Items listed in a dataset:
┄┄┄┄┄┄┄┄┄┄┄┄┄┄┄┄┄┄┄┄

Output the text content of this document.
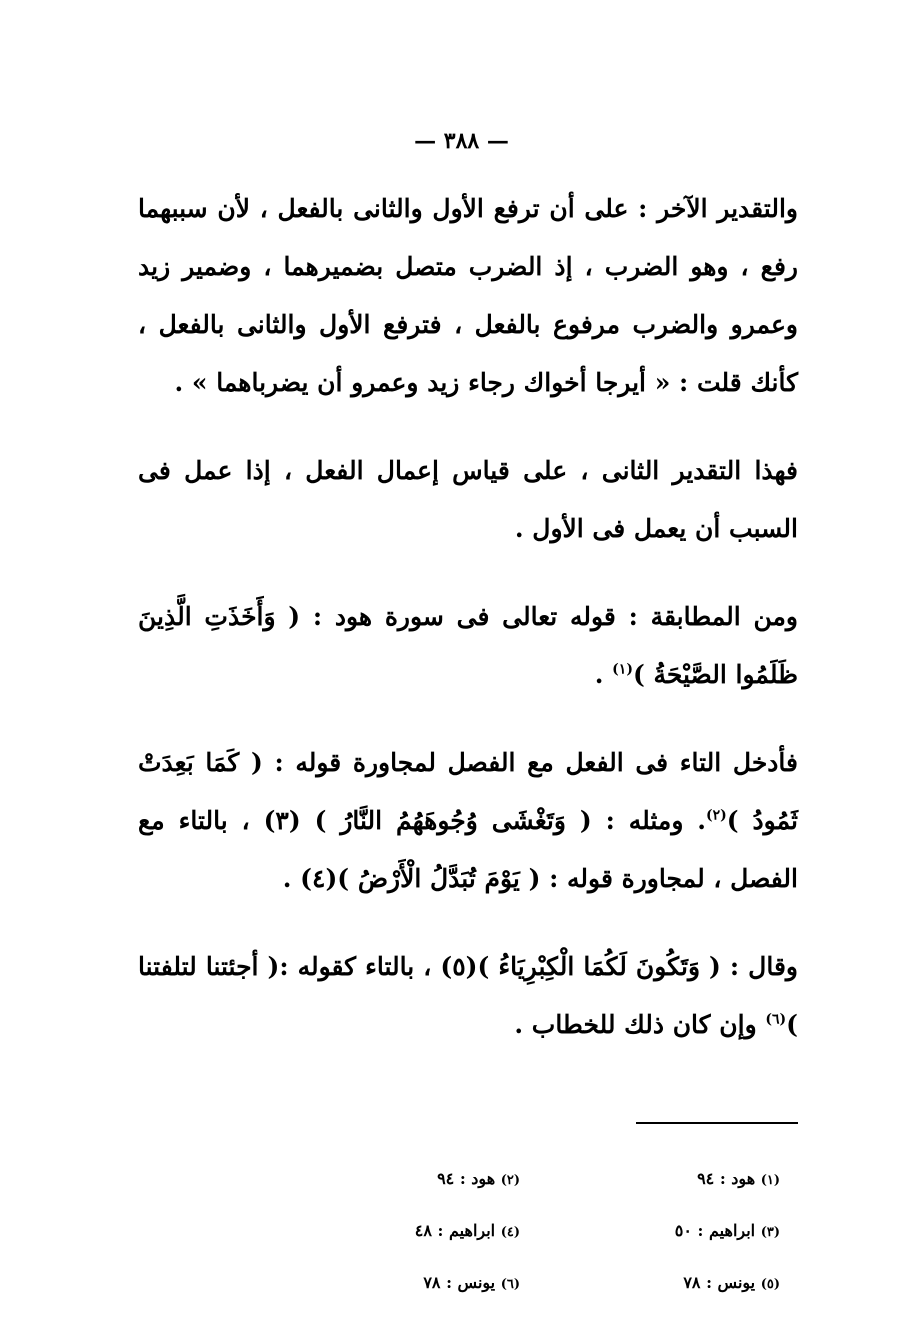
— ٣٨٨ —

والتقدير الآخر : على أن ترفع الأول والثانى بالفعل ، لأن سببهما رفع ، وهو الضرب ، إذ الضرب متصل بضميرهما ، وضمير زيد وعمرو والضرب مرفوع بالفعل ، فترفع الأول والثانى بالفعل ، كأنك قلت : « أيرجا أخواك رجاء زيد وعمرو أن يضرباهما » .

فهذا التقدير الثانى ، على قياس إعمال الفعل ، إذا عمل فى السبب أن يعمل فى الأول .

ومن المطابقة : قوله تعالى فى سورة هود : ( وَأَخَذَتِ الَّذِينَ ظَلَمُوا الصَّيْحَةُ )$^{(١)}$ .

فأدخل التاء فى الفعل مع الفصل لمجاورة قوله : ( كَمَا بَعِدَتْ ثَمُودُ )$^{(٢)}$. ومثله : ( وَتَغْشَى وُجُوهَهُمُ النَّارُ ) (٣) ، بالتاء مع الفصل ، لمجاورة قوله : ( يَوْمَ تُبَدَّلُ الْأَرْضُ )(٤) .

وقال : ( وَتَكُونَ لَكُمَا الْكِبْرِيَاءُ )(٥) ، بالتاء كقوله :( أجئتنا لتلفتنا )$^{(٦)}$ وإن كان ذلك للخطاب .

(١) هود : ٩٤
(٢) هود : ٩٤
(٣) ابراهيم : ٥٠
(٤) ابراهيم : ٤٨
(٥) يونس : ٧٨
(٦) يونس : ٧٨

┄┄┄┄┄┄┄┄┄┄┄┄┄┄┄┄┄┄┄┄

- Required task
From the material above, copy everything exactly but the pictures.

- Output
Output the text content of this document.
— ٣٨٨ —

والتقدير الآخر : على أن ترفع الأول والثانى بالفعل ، لأن سببهما رفع ، وهو الضرب ، إذ الضرب متصل بضميرهما ، وضمير زيد وعمرو والضرب مرفوع بالفعل ، فترفع الأول والثانى بالفعل ، كأنك قلت : « أيرجا أخواك رجاء زيد وعمرو أن يضرباهما » .

فهذا التقدير الثانى ، على قياس إعمال الفعل ، إذا عمل فى السبب أن يعمل فى الأول .

ومن المطابقة : قوله تعالى فى سورة هود : ( وَأَخَذَتِ الَّذِينَ ظَلَمُوا الصَّيْحَةُ )$^{(١)}$ .

فأدخل التاء فى الفعل مع الفصل لمجاورة قوله : ( كَمَا بَعِدَتْ ثَمُودُ )$^{(٢)}$. ومثله : ( وَتَغْشَى وُجُوهَهُمُ النَّارُ ) (٣) ، بالتاء مع الفصل ، لمجاورة قوله : ( يَوْمَ تُبَدَّلُ الْأَرْضُ )(٤) .

وقال : ( وَتَكُونَ لَكُمَا الْكِبْرِيَاءُ )(٥) ، بالتاء كقوله :( أجئتنا لتلفتنا )$^{(٦)}$ وإن كان ذلك للخطاب .

(١) هود : ٩٤
(٢) هود : ٩٤
(٣) ابراهيم : ٥٠
(٤) ابراهيم : ٤٨
(٥) يونس : ٧٨
(٦) يونس : ٧٨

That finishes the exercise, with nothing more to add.